REQUIREMENT
Copy each line with the word "brand" in it.

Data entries

--------------------

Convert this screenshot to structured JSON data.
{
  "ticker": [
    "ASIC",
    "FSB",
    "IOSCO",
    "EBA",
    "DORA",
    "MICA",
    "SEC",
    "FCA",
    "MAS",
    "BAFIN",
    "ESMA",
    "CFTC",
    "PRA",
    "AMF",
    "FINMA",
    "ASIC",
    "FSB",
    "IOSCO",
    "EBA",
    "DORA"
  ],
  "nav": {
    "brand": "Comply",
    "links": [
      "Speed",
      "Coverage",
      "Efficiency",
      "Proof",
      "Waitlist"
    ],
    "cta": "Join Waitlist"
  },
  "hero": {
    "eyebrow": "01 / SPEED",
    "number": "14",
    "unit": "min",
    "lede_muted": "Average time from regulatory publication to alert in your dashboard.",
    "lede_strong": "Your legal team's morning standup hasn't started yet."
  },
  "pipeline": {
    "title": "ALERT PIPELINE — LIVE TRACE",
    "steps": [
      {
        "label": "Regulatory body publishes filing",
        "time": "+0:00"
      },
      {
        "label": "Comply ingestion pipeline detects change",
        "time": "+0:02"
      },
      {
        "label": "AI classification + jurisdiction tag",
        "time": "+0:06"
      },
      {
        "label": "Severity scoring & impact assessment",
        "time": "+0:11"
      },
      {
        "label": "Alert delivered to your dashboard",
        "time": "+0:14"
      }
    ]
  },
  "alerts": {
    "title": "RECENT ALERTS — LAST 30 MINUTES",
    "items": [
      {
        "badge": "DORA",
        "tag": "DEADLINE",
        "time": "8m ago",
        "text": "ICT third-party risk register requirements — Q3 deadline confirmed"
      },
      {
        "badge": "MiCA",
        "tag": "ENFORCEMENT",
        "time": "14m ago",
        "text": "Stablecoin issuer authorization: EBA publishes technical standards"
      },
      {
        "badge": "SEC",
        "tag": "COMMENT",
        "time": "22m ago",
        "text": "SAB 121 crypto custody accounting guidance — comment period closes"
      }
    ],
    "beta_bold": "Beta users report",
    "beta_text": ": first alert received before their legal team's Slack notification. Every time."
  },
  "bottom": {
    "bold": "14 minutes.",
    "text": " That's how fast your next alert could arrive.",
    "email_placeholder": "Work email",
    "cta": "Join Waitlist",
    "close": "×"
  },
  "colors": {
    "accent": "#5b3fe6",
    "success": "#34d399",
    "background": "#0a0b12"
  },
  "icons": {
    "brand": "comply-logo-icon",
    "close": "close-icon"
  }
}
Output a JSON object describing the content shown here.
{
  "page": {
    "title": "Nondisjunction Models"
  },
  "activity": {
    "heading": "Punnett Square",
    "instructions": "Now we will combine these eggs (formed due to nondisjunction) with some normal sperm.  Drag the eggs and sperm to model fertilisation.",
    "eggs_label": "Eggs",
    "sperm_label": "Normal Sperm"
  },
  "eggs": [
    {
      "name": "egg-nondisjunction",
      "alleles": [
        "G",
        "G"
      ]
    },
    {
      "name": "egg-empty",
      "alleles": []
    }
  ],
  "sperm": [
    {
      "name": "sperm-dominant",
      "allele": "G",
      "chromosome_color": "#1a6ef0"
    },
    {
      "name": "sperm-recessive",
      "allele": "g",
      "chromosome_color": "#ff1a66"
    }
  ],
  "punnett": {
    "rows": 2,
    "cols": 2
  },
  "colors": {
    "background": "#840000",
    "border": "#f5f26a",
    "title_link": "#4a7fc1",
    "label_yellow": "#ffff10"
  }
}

--------------------

PROBLEM SOLUTION
    "brand": "Comply",
    "brand": "comply-logo-icon",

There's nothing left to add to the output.